__YOUR GOAL__
Check every line of the entries for "What", and copy the lines that hold it.

§ §

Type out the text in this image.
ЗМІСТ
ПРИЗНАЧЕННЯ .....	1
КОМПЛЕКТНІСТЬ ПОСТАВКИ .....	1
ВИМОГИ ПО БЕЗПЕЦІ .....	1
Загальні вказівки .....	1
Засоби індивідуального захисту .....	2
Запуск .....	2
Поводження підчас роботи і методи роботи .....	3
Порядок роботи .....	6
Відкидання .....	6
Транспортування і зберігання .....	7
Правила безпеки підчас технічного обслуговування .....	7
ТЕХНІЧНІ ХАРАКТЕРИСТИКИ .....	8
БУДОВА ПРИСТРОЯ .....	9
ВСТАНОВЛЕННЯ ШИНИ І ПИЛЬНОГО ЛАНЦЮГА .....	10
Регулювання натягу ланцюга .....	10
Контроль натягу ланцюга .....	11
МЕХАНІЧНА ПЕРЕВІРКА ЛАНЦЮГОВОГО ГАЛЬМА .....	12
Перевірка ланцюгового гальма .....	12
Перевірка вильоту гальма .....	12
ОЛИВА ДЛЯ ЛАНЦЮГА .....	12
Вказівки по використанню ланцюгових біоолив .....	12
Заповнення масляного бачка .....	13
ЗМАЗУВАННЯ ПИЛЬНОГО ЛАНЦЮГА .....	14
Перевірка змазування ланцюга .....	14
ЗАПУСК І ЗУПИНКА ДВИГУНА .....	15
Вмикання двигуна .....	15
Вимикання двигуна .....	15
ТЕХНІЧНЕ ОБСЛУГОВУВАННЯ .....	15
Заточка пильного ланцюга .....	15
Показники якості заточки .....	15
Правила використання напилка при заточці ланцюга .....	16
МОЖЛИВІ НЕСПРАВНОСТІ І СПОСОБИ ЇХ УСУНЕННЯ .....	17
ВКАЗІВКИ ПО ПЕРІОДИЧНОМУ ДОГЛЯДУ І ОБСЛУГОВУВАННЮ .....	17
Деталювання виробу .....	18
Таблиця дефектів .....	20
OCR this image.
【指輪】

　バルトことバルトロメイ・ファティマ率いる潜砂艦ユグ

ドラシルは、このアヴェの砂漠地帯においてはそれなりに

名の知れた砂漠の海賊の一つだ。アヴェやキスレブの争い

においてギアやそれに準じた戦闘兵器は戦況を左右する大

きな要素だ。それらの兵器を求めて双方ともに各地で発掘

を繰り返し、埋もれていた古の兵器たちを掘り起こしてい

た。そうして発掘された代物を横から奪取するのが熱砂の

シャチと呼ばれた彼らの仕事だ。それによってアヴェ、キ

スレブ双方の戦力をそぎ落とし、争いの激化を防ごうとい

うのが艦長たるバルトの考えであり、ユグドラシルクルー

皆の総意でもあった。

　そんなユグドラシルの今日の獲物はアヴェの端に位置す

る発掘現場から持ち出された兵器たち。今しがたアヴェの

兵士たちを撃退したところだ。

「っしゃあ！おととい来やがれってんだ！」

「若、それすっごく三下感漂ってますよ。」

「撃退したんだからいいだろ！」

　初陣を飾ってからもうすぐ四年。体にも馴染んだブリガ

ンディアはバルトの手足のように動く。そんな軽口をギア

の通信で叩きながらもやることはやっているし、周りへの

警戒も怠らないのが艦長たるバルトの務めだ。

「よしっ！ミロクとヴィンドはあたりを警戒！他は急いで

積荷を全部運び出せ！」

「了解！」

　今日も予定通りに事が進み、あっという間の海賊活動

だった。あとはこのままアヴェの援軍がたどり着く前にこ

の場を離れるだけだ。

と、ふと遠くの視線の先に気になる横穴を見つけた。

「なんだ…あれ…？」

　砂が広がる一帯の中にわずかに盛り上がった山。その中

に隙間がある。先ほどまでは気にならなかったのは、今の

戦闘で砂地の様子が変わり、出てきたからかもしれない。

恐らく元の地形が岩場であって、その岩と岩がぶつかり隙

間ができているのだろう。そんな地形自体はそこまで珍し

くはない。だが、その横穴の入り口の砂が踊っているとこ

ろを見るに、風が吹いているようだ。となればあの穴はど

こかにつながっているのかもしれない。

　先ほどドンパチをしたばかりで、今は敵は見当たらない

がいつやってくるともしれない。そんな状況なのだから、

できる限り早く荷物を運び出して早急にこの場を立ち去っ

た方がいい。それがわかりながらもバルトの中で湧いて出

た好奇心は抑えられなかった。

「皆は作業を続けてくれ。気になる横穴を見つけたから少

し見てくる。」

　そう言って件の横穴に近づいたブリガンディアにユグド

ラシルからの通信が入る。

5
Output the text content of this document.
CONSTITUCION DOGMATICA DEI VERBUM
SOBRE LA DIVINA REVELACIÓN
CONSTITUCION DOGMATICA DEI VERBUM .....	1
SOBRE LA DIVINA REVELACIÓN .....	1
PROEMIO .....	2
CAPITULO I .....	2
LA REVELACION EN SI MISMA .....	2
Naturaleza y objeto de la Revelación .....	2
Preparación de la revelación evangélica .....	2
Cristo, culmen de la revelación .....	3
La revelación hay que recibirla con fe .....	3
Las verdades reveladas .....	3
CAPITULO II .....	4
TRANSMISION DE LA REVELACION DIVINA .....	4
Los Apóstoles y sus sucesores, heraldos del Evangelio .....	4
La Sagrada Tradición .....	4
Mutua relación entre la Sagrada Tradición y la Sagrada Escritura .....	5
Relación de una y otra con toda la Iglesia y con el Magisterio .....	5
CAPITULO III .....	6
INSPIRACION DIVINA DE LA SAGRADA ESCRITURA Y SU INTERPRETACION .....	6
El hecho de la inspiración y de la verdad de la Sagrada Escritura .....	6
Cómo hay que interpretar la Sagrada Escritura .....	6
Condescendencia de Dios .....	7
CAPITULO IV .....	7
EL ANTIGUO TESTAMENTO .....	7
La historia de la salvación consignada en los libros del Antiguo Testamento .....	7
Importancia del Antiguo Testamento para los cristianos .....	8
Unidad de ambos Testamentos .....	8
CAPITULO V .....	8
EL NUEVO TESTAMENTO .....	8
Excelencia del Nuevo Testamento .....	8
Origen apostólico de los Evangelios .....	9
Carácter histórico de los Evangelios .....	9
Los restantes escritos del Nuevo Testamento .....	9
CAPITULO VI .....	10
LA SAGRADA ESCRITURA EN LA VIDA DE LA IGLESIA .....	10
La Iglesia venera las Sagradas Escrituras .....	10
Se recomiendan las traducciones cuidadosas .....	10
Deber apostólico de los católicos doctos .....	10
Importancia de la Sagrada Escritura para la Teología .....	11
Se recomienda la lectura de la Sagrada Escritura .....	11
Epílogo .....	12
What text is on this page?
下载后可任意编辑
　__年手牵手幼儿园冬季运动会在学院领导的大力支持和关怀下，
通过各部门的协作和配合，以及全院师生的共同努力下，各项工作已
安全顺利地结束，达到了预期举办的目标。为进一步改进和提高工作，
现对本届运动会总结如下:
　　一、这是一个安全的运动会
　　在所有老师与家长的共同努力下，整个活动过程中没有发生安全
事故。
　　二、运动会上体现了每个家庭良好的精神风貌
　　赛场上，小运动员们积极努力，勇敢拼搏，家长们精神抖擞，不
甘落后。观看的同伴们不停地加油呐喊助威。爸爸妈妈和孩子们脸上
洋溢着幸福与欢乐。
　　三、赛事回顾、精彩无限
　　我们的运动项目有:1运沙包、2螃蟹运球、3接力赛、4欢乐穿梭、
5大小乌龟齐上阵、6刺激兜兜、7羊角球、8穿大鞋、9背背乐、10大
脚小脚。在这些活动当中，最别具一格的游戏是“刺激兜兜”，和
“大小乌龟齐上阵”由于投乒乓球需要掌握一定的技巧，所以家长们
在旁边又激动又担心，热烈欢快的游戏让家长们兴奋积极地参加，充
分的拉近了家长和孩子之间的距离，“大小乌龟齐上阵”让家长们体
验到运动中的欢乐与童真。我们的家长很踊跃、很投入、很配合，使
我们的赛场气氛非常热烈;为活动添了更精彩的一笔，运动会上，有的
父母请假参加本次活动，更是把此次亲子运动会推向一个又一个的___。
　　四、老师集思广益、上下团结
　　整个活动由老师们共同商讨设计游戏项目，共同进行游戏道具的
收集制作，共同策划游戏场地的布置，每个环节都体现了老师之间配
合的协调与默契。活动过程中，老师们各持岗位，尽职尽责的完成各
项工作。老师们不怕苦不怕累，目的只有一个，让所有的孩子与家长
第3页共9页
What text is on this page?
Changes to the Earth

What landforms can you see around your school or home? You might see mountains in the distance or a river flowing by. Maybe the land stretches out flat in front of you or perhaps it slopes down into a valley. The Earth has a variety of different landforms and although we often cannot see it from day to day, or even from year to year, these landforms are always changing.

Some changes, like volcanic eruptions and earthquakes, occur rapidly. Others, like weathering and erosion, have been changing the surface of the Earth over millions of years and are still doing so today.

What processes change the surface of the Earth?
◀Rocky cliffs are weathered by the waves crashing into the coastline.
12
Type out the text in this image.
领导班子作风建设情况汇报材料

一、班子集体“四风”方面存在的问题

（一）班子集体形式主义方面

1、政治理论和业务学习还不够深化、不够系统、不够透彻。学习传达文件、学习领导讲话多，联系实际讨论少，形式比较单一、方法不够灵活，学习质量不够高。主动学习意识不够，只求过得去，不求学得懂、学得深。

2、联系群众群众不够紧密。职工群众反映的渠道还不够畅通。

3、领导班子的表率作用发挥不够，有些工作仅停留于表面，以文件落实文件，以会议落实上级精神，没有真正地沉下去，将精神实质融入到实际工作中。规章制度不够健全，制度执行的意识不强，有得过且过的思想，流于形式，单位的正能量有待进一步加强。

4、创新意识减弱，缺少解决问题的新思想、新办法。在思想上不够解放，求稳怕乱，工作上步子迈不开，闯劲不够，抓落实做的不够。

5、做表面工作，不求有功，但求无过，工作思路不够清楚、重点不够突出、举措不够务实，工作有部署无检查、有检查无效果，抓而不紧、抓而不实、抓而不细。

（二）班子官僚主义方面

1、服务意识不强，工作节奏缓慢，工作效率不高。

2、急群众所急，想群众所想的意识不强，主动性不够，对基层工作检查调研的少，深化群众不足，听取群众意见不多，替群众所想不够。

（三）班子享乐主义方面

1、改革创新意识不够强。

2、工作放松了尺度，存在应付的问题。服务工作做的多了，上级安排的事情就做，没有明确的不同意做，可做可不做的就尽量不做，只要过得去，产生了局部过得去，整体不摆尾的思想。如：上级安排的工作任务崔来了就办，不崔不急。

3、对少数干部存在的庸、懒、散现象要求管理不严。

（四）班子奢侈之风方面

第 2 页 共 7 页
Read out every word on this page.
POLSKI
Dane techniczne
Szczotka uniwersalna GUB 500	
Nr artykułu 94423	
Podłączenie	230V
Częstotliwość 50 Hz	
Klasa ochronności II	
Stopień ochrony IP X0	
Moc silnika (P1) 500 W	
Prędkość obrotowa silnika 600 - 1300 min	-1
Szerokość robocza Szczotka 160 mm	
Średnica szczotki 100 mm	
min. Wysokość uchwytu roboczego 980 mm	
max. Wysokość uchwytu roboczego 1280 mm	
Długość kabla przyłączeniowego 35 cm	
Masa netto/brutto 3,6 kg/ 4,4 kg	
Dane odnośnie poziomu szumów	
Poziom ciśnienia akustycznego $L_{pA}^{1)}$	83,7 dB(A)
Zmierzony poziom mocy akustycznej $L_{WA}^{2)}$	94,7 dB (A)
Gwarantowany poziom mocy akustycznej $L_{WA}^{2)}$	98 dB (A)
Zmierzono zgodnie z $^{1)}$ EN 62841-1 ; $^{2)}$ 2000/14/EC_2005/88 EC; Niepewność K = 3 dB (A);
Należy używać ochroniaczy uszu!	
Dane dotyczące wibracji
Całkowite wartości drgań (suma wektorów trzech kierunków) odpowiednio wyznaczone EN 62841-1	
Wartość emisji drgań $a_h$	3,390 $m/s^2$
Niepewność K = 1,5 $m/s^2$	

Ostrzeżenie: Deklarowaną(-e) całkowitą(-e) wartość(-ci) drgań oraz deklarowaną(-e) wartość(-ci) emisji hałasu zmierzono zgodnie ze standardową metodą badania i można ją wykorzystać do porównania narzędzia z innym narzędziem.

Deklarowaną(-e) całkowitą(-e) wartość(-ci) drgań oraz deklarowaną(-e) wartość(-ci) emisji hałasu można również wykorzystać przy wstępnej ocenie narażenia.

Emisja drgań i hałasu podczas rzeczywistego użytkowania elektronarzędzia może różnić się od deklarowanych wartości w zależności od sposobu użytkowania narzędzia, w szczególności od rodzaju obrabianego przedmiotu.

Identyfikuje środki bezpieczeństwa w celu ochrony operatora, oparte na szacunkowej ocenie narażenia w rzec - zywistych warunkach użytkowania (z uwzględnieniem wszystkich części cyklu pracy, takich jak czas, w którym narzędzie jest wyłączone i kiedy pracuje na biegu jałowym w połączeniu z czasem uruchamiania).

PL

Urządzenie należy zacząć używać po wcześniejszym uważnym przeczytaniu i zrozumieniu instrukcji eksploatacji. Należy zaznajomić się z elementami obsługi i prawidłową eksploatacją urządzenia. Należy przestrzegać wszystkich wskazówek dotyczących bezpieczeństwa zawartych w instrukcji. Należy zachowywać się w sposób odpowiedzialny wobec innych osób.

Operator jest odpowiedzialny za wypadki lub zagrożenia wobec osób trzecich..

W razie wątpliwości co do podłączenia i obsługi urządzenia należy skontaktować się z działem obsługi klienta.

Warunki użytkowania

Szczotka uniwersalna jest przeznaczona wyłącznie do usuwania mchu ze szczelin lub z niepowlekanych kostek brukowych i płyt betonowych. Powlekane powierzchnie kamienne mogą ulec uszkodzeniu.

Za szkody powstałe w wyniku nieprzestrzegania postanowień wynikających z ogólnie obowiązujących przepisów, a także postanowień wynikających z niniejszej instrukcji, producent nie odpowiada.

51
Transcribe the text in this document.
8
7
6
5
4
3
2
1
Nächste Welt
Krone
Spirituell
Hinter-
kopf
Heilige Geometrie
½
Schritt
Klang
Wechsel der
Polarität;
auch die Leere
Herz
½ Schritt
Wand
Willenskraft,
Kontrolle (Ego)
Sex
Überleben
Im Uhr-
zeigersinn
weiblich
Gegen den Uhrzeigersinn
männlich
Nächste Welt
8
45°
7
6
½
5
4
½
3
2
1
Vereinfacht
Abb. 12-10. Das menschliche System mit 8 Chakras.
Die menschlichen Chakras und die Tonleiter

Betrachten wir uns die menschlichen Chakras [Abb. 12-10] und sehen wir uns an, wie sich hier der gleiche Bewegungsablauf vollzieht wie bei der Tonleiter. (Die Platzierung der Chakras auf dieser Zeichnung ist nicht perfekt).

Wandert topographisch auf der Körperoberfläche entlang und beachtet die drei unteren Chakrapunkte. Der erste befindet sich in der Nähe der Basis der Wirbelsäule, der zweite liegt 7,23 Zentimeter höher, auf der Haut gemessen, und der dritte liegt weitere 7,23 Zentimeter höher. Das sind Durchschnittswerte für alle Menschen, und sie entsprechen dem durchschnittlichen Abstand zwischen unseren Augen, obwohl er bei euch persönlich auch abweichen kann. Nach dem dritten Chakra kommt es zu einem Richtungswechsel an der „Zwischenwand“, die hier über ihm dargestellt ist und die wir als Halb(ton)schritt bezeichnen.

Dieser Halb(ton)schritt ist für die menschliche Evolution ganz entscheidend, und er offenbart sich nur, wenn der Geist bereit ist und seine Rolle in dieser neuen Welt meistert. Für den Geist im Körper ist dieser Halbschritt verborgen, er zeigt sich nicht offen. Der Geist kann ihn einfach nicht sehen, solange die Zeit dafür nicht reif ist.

§ §

__EXPECTED ANSWER__
What text is on this page?
What text is on this page?
What landforms can you see around your school or home? You might see mountains in the distance or a river flowing by. Maybe the land stretches out flat in front of you or perhaps it slopes down into a valley. The Earth has a variety of different landforms and although we often cannot see it from day to day, or even from year to year, these landforms are always changing.
What processes change the surface of the Earth?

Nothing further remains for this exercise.